### Set problem
Go through the records and copy each line where the word "对学生工作认真负责有耐心" occurs.

Lines of data:

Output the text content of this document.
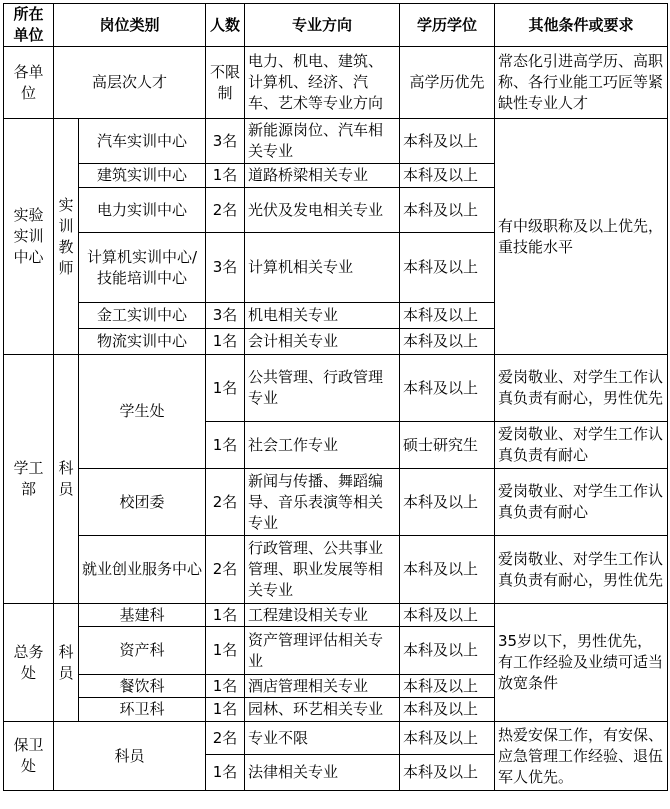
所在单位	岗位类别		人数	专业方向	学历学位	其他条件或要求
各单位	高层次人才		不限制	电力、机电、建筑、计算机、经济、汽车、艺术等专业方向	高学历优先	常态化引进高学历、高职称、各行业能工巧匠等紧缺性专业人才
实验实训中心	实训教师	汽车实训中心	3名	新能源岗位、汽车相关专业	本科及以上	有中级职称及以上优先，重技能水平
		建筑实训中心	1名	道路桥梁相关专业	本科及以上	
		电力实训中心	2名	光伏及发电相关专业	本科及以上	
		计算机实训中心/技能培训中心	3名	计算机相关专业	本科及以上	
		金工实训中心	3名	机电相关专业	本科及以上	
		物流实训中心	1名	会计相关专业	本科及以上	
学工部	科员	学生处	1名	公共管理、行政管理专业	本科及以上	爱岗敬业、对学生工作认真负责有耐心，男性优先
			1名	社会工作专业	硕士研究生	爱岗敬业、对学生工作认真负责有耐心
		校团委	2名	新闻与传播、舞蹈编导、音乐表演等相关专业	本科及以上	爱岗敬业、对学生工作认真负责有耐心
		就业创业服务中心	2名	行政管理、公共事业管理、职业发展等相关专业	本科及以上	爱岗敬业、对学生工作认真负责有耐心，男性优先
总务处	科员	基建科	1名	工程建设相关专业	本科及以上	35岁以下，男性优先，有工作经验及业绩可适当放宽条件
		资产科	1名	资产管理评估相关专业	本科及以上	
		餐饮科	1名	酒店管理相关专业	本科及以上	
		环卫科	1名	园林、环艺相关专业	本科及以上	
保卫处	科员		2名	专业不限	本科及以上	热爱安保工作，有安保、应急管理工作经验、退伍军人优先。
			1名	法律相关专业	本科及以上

### Exercise answer
学工部	科员	学生处	1名	公共管理、行政管理专业	本科及以上	爱岗敬业、对学生工作认真负责有耐心，男性优先
			1名	社会工作专业	硕士研究生	爱岗敬业、对学生工作认真负责有耐心
		校团委	2名	新闻与传播、舞蹈编导、音乐表演等相关专业	本科及以上	爱岗敬业、对学生工作认真负责有耐心
		就业创业服务中心	2名	行政管理、公共事业管理、职业发展等相关专业	本科及以上	爱岗敬业、对学生工作认真负责有耐心，男性优先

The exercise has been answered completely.